Brief >> Retype the listing that follows, exactly as written.
---
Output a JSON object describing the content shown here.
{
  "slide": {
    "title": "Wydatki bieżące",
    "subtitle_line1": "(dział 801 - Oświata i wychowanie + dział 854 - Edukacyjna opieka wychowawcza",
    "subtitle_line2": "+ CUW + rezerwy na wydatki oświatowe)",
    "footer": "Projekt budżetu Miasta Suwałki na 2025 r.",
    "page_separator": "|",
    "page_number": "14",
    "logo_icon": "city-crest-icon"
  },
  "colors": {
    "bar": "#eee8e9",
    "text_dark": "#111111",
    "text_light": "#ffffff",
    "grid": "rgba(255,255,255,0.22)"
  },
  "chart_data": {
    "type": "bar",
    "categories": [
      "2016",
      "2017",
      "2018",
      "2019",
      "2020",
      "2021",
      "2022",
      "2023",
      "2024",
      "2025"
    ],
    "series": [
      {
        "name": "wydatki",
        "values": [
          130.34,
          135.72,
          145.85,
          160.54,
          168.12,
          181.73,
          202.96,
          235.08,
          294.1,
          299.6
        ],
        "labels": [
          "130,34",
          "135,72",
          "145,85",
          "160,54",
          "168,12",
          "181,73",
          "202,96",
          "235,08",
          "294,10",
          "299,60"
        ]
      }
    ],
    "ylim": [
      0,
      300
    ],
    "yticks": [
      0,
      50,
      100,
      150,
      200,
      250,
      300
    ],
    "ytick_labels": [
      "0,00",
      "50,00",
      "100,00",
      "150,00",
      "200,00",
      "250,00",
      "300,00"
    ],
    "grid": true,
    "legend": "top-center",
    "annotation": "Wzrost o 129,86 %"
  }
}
---
Answer to this exercise >>
Output a JSON object describing the content shown here.
{
  "slide": {
    "title": "Wydatki bieżące",
    "subtitle_line1": "(dział 801 - Oświata i wychowanie + dział 854 - Edukacyjna opieka wychowawcza",
    "subtitle_line2": "+ CUW + rezerwy na wydatki oświatowe)",
    "footer": "Projekt budżetu Miasta Suwałki na 2025 r.",
    "page_separator": "|",
    "page_number": "14",
    "logo_icon": "city-crest-icon"
  },
  "colors": {
    "bar": "#eee8e9",
    "text_dark": "#111111",
    "text_light": "#ffffff",
    "grid": "rgba(255,255,255,0.22)"
  },
  "chart_data": {
    "type": "bar",
    "categories": [
      "2016",
      "2017",
      "2018",
      "2019",
      "2020",
      "2021",
      "2022",
      "2023",
      "2024",
      "2025"
    ],
    "series": [
      {
        "name": "wydatki",
        "values": [
          130.34,
          135.72,
          145.85,
          160.54,
          168.12,
          181.73,
          202.96,
          235.08,
          294.1,
          299.6
        ],
        "labels": [
          "130,34",
          "135,72",
          "145,85",
          "160,54",
          "168,12",
          "181,73",
          "202,96",
          "235,08",
          "294,10",
          "299,60"
        ]
      }
    ],
    "ylim": [
      0,
      300
    ],
    "yticks": [
      0,
      50,
      100,
      150,
      200,
      250,
      300
    ],
    "ytick_labels": [
      "0,00",
      "50,00",
      "100,00",
      "150,00",
      "200,00",
      "250,00",
      "300,00"
    ],
    "grid": true,
    "legend": "top-center",
    "annotation": "Wzrost o 129,86 %"
  }
}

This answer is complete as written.